-- BEGIN PASSAGE SHOWN --

What You See Is What You See

27 What you see is what you see. I would like to emphasize two aspects of this sensuous empiricism. The first aspect is embedded in this fourth really smart thing Jean Genet said regarding the ontological priority of violence:
28 Every fedayee felt free ranging over this area [the Ajloun hills] on foot or by car, never letting go of the surface. It was the surface that concerned us, and we learned its contours as we moved over them. Each fedayee's horizon was taught him by his eyes and feet. He had only to look in front of him to see where he was going, and behind him to see where he'd come from. (Genet 1992, 105)
29 This first seeing, this nearly empirical seeing, is first of all a practical and interested intuition of what is given; given not a priori or as essential possibility, but given in and as its utter contingency. What is seen in practical or interested intuition is not a landscape, but hiding places, escape routes, obstacles and possibilities. It is not simply that seeing all of this is contingent, but that seeing itself belongs to contingency itself, seeing is of contingency; this is the seeing of the glimpse rather than the gaze, illumination as fulguration rather than enlightenment. Calculation there is, but it is paradoxically an instantaneous calculation, or what is too easily termed »instinctive« calculation, a canine or feline calculation. Seeing here is not the path to transcendence; on the contrary, it is a kind of haptic seeing, where seeing becomes touch. This haptic seeing is first of all, as Genet says, a matter of surfaces – and nothing but surfaces, surfaces that are not shells that surround and protect any substantiality, but surfaces that constitute what Deleuze and Guattari called »smooth space,« a space that is not the emptiness of a plane, field, or volume, but the infinite empirical congestion of contingent being (Deleuze/Guattari 1987, 474-500; see also Ricco 2002). This is the seeing required by guerrilla warfare, as Genet says, of »that ›little war‹ in which you had to find allies in fog, damp and the height of rivers, in the rainy season, the long grass, the owl's cry, and the phases of the sun and moon« (Genet 1992, 108).
»When so many things are there to be seen, just seen, there are no words to describe them.«

Jean Genet
(1992, 55)

-- END PASSAGE SHOWN --

▶ **PARTS OF THE EXERCISE**:
1. In the passage on seeing, what is seen in practical or interested intuition in place of a landscape?
2. Copy the passage on seeing from the words "27 What you" and stop after "(Genet 1992, 105)". Switch each "fedayee" to "fighter".
3. Resume the passage on seeing after its last line and carry its argument forward.
The lines placed after this point have no connection to the passage on seeing.

-- BEGIN DATA PROVIDED --

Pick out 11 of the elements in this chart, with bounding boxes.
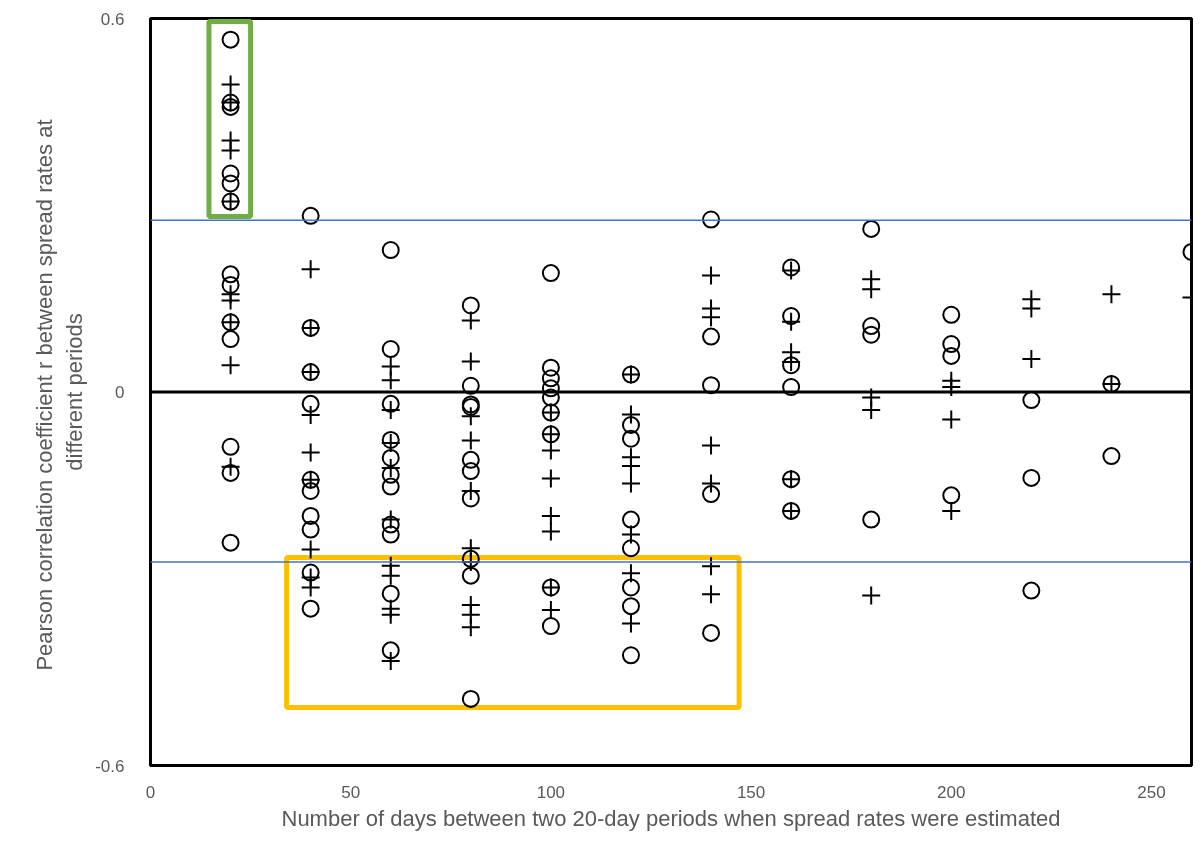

-- END DATA PROVIDED --

▶ **EXPECTED RESULTS**:
1. Hiding places, escape routes, obstacles and possibilities.

2.
27 What you see is what you see. I would like to emphasize two aspects of this sensuous empiricism. The first aspect is embedded in this fourth really smart thing Jean Genet said regarding the ontological priority of violence:
28 Every fighter felt free ranging over this area [the Ajloun hills] on foot or by car, never letting go of the surface. It was the surface that concerned us, and we learned its contours as we moved over them. Each fighter's horizon was taught him by his eyes and feet. He had only to look in front of him to see where he was going, and behind him to see where he'd come from. (Genet 1992, 105)

3.
30 Thus, this guerrilla seeing belongs to the situation or opportunity; it is essentially and thoroughly opportunistic, as Massimo De Carolis has said (1996, 37-51); that is, what is seen determines the fact of seeing; haptic seeing, guerrilla seeing, is neither an instinct nor a faculty, but an accident, an opportunity. It is, as it were, a phenomenology without the essential reflection that makes phenomenology what it presumptively is. That is, it is a situating of oneself without a cartographic or perspectival reflection, because haptic, guerrilla seeing exceeds, essentially and at every point, every possible cartography or perspectivism. And therefore is something other, something more, than the reflective subjectivity of every transcendental cartography. Haptic, guerrilla seeing never puts things in perspective. It is the very experience of non-transcendence, of non-neutrality.
31 What you see is what you see. The second, and I think consequent, aspect of this immanent seeing is a question of witnessing. Here, then, is the fifth really smart thing Jean Genet said regarding the ontological priority of violence: »When so many things are there to be seen, just seen, there are no words to describe them.« (Genet 1992, 55) »Just seen«: Genet insisted over and again – in the first pages of Prisoner of Love, in his commentary on a Paris exhibition of photos of the Palestinians, in his essay on the massacre at Chatila, for example – on the heteronymy of seeing and understanding, on the fact that seeing does more than download a world for interpretation's hard drive; he insists on the essential stupidity of the senses (and this is also the case, by the way, when what is seen is words). And yet this just seeing, this radical empiricism, does not go unremarked; indeed, the fact that it marks the limit of the possibility of description does not thereby augur the end of description or of representation altogether. What is at stake, I want to suggest, is a certain becoming: becoming non-transcendent, becoming non-neutral in a haptic witnessing, a guerrilla historicism. This is a going-under, what Genet calls a drowning, an art of disappearance with neither preservation nor conservation.
Genet
enlarge »Jean Genet«
by Alberto Giacometti
(detail)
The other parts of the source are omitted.